*INSTRUCTION*. Identify, in the records below, every line where the string "name" appears, and copy each such line.

*Records*.
>> start
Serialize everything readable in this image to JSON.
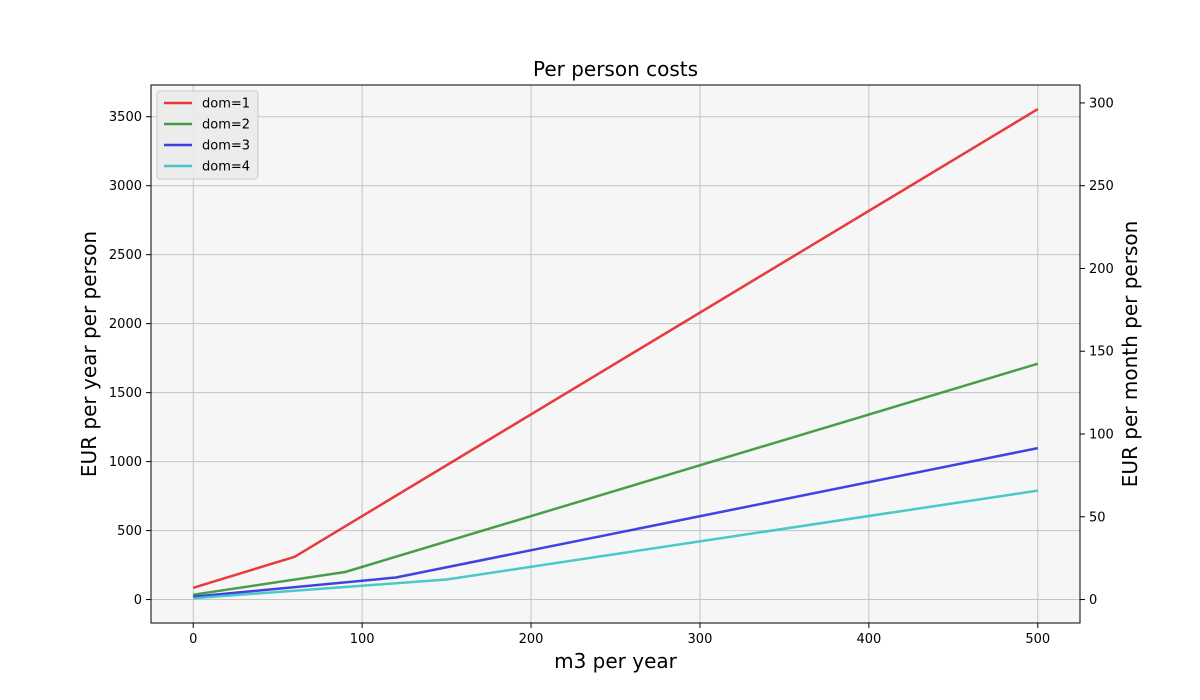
{
  "chart_data": {
    "type": "line",
    "title": "Per person costs",
    "xlabel": "m3 per year",
    "ylabel": "EUR per year per person",
    "y2label": "EUR per month per person",
    "xlim": [
      -25,
      525
    ],
    "ylim": [
      -170,
      3730
    ],
    "y2lim": [
      -14.17,
      310.83
    ],
    "xticks": [
      0,
      100,
      200,
      300,
      400,
      500
    ],
    "yticks": [
      0,
      500,
      1000,
      1500,
      2000,
      2500,
      3000,
      3500
    ],
    "y2ticks": [
      0,
      50,
      100,
      150,
      200,
      250,
      300
    ],
    "grid": true,
    "legend_position": "top-left",
    "series": [
      {
        "name": "dom=1",
        "color": "#e41a1c",
        "x": [
          0,
          60,
          500
        ],
        "y": [
          85,
          310,
          3555
        ]
      },
      {
        "name": "dom=2",
        "color": "#2a8f2a",
        "x": [
          0,
          90,
          500
        ],
        "y": [
          35,
          200,
          1710
        ]
      },
      {
        "name": "dom=3",
        "color": "#2222dd",
        "x": [
          0,
          120,
          500
        ],
        "y": [
          20,
          160,
          1098
        ]
      },
      {
        "name": "dom=4",
        "color": "#2ebfbf",
        "x": [
          0,
          150,
          500
        ],
        "y": [
          10,
          145,
          790
        ]
      }
    ]
  }
}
>> end
*RESPONSE*.
        "name": "dom=1",
        "name": "dom=2",
        "name": "dom=3",
        "name": "dom=4",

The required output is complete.